STA 142A Statistical Learning I

Discussion 5: Classification Methods: Logistic Regression, LDA, QDA, SVM

TA: Tesi Xiao

In this session, we will focus on 4 different binary classification methods: Linear Regression, Linear/Qudratic Discriminative Analysis, and Support Vector Machine.

Recall that the Bayes optimal classifier is given by

\[f^\star (x) = \begin{cases} 1, & \text{if } \eta(x)\geq 1/2\\ -1, & \text{if } \eta(x) < 1/2\end{cases} = \text{sign}\bigg(\log \frac{\eta(x)}{1-\eta(x)}\bigg),\]

where $\eta(x)= P(Y=1 \vert X=x)$.

However, in general, $\eta(x)$ is unknown since no one knows the underlying joint distribution of $(X, Y)$ given the observed sample. In order to construct a classifier, we need to find ways of modeling the joint distribution $P(X, Y)$.

Note that

\[P(X, Y) = P(Y|X) P(X) = P(X|Y) P(Y).\]

Thus, there are 2 approaches to formulate the model:

(Discriminative Approach) Model $P(Y\vert X)$ directly: In this case, we don’t care about how $X$ is distributed. We assume that $\hat{P}(Y\vert X)$ can approximate the true $P(Y\vert X)$. Then, the function $\hat{\eta}(x)$, an approximation of $\eta(x)$ can be obtained immediately to find a classfier $\hat{f}$ in the form of $f^\star$. For example, Logistic Regression and SVM.
(Generative Approach) Model $P(Y)$ and $P(X\vert Y)$: In this case, we actually pay attention to what is the proportion of postive samples and negative samples, i.e., $P(Y)$, and how $X$ is distributed within each class, i.e., $P(X\vert Y)$. For example, LDA and QDA.
☆ ☆ ☆
* **TASK BRIEF**: Rewrite the stretch of the classification methods discussion from "Thus, there are" through "Regression and SVM.", renaming "Discriminative Approach" to "Conditional Approach".
☆ ☆ ☆
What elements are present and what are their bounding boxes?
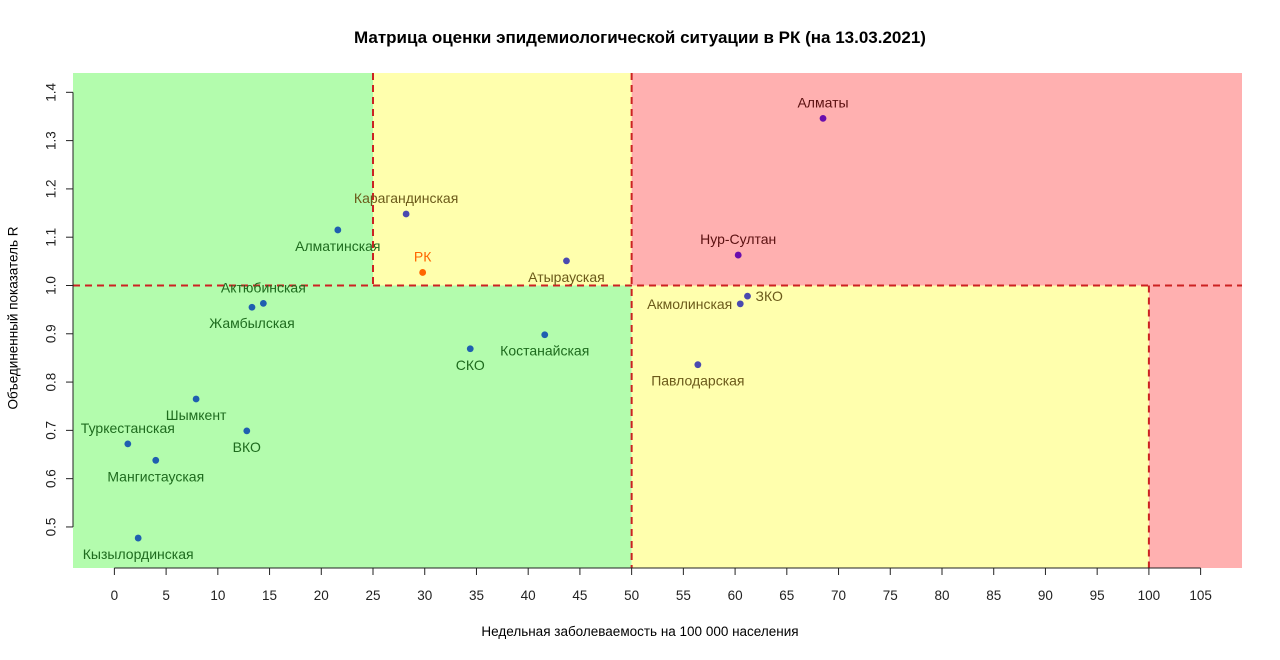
x-tick-label: 55	[676, 588, 691, 603]
point-label: Карагандинская	[354, 190, 458, 206]
y-tick-label: 0.5	[44, 518, 59, 537]
y-tick-label: 1.0	[44, 276, 59, 295]
x-tick-label: 25	[365, 588, 380, 603]
x-axis-label: Недельная заболеваемость на 100 000 насе…	[481, 624, 799, 639]
point-label: Шымкент	[166, 407, 227, 423]
zone-2	[373, 73, 632, 286]
point	[248, 303, 256, 311]
point	[243, 427, 251, 435]
point	[744, 292, 751, 300]
point	[259, 299, 267, 307]
point-label: Атырауская	[528, 269, 605, 285]
x-tick-label: 80	[934, 588, 949, 603]
threshold-lines-layer	[73, 73, 1242, 568]
zone-3	[631, 285, 1149, 568]
y-tick-label: 0.6	[44, 469, 59, 488]
x-tick-label: 105	[1189, 588, 1212, 603]
x-tick-label: 100	[1138, 588, 1161, 603]
point	[334, 226, 342, 234]
x-tick-label: 5	[162, 588, 170, 603]
point	[736, 300, 744, 308]
x-tick-label: 45	[572, 588, 587, 603]
y-tick-label: 1.4	[44, 82, 59, 101]
y-tick-label: 1.3	[44, 131, 59, 150]
point	[563, 257, 570, 265]
point	[152, 456, 160, 464]
point-label: Нур-Султан	[700, 231, 776, 247]
point-label: Жамбылская	[209, 315, 294, 331]
point-label: Мангистауская	[107, 468, 204, 484]
x-tick-label: 60	[728, 588, 743, 603]
x-tick-label: 50	[624, 588, 639, 603]
point-label: ВКО	[233, 439, 261, 455]
point	[124, 440, 132, 448]
x-tick-label: 70	[831, 588, 846, 603]
x-tick-label: 15	[262, 588, 277, 603]
x-tick-label: 35	[469, 588, 484, 603]
x-tick-label: 65	[779, 588, 794, 603]
chart-title: Матрица оценки эпидемиологической ситуац…	[354, 28, 926, 47]
point-label: Туркестанская	[81, 420, 175, 436]
x-tick-label: 10	[210, 588, 225, 603]
y-tick-label: 0.7	[44, 421, 59, 440]
zone-0	[73, 285, 632, 568]
point	[419, 269, 427, 276]
zone-4	[631, 73, 1242, 286]
point	[694, 361, 702, 369]
point-label: Актюбинская	[221, 279, 306, 295]
x-tick-label: 20	[314, 588, 329, 603]
point	[402, 210, 410, 218]
x-tick-label: 40	[521, 588, 536, 603]
y-tick-label: 0.9	[44, 324, 59, 343]
point	[819, 114, 827, 122]
zone-5	[1148, 285, 1242, 568]
zones-layer	[73, 73, 1242, 568]
point-label: РК	[414, 248, 432, 264]
point-label: Алматинская	[295, 238, 380, 254]
x-tick-label: 85	[986, 588, 1001, 603]
point-label: Павлодарская	[651, 373, 744, 389]
y-tick-label: 1.2	[44, 180, 59, 199]
point	[192, 395, 200, 403]
point-label: Алматы	[797, 94, 848, 110]
point	[134, 534, 142, 542]
point-label: СКО	[456, 357, 485, 373]
point	[734, 251, 742, 259]
x-tick-label: 0	[111, 588, 119, 603]
y-axis-label: Объединенный показатель R	[5, 226, 21, 410]
point-label: Акмолинская	[647, 296, 732, 312]
x-tick-label: 95	[1090, 588, 1105, 603]
point-label: Костанайская	[500, 343, 589, 359]
y-tick-label: 0.8	[44, 373, 59, 392]
point-labels-layer: Алматы Нур-Султан ЗКО Акмолинская Павлодарск…	[81, 94, 849, 562]
x-tick-label: 90	[1038, 588, 1053, 603]
point-label: Кызылординская	[83, 546, 194, 562]
point-label: ЗКО	[756, 288, 783, 304]
x-tick-label: 75	[883, 588, 898, 603]
x-tick-label: 30	[417, 588, 432, 603]
zone-1	[73, 73, 374, 286]
points-layer	[124, 114, 827, 542]
axes-layer: 0 5 10 15 20 25 30 35 40 45 50 55 60 65 70 75 80 85 90 95 10…	[44, 82, 1212, 603]
point	[466, 345, 474, 353]
y-tick-label: 1.1	[44, 228, 59, 247]
point	[541, 331, 549, 339]
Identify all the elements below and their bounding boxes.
☆ ☆ ☆
* **OUTPUT**:
Thus, there are 2 approaches to formulate the model:

(Conditional Approach) Model $P(Y\vert X)$ directly: In this case, we don’t care about how $X$ is distributed. We assume that $\hat{P}(Y\vert X)$ can approximate the true $P(Y\vert X)$. Then, the function $\hat{\eta}(x)$, an approximation of $\eta(x)$ can be obtained immediately to find a classfier $\hat{f}$ in the form of $f^\star$. For example, Logistic Regression and SVM.